**What you should do**. Copy every line of the records below where the word "Output" occurs.

◇ ◇ ◇

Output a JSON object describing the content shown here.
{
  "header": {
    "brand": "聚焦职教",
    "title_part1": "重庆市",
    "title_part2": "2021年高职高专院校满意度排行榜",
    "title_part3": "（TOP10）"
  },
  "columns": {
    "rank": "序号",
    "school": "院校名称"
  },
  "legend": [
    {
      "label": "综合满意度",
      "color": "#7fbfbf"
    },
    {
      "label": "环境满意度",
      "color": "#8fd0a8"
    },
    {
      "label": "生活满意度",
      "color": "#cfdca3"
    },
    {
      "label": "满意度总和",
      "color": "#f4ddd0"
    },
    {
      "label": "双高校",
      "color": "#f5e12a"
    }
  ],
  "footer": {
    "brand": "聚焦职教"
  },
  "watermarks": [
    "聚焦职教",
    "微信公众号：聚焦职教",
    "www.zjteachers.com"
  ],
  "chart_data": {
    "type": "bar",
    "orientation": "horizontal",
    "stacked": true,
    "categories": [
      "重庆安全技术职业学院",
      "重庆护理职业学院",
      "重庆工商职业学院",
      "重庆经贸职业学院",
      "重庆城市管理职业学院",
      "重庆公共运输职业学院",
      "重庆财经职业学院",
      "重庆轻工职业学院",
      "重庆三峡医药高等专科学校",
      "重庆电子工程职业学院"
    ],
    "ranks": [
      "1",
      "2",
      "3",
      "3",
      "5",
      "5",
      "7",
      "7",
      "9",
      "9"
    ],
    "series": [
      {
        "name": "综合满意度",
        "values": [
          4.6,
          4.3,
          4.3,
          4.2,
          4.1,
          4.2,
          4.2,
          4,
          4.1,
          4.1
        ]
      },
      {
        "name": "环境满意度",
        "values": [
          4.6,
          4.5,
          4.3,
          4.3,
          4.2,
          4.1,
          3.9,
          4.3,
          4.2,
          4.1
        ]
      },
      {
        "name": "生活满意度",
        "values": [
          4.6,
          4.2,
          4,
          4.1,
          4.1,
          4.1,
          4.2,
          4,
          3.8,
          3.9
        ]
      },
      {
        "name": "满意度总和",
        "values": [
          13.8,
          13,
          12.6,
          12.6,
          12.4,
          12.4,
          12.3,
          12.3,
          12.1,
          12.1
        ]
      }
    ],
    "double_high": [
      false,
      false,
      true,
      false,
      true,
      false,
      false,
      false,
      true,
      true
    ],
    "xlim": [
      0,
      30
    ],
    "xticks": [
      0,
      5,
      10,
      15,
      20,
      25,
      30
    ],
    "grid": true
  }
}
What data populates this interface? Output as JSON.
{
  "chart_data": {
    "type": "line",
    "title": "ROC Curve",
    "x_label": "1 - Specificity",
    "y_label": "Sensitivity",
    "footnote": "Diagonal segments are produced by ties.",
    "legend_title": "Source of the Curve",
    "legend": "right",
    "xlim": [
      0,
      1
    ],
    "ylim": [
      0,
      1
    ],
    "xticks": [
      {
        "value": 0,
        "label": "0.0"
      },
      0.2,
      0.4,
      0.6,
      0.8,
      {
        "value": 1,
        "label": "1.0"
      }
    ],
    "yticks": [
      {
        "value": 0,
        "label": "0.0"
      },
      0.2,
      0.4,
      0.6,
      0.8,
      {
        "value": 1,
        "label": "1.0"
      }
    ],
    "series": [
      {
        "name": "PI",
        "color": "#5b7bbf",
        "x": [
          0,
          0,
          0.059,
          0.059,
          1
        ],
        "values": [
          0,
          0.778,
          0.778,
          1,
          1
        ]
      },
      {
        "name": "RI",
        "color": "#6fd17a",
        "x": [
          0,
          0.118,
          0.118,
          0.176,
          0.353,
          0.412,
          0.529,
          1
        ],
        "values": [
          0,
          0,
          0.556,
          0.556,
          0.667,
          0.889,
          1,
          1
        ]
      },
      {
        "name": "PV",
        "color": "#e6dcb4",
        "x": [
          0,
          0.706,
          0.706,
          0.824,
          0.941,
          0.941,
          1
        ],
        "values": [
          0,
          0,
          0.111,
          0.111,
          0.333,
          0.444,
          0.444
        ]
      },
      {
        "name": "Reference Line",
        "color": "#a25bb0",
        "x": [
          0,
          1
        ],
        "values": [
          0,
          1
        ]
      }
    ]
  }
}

◇ ◇ ◇

**Answer to the exercise**.
Output a JSON object describing the content shown here.
What data populates this interface? Output as JSON.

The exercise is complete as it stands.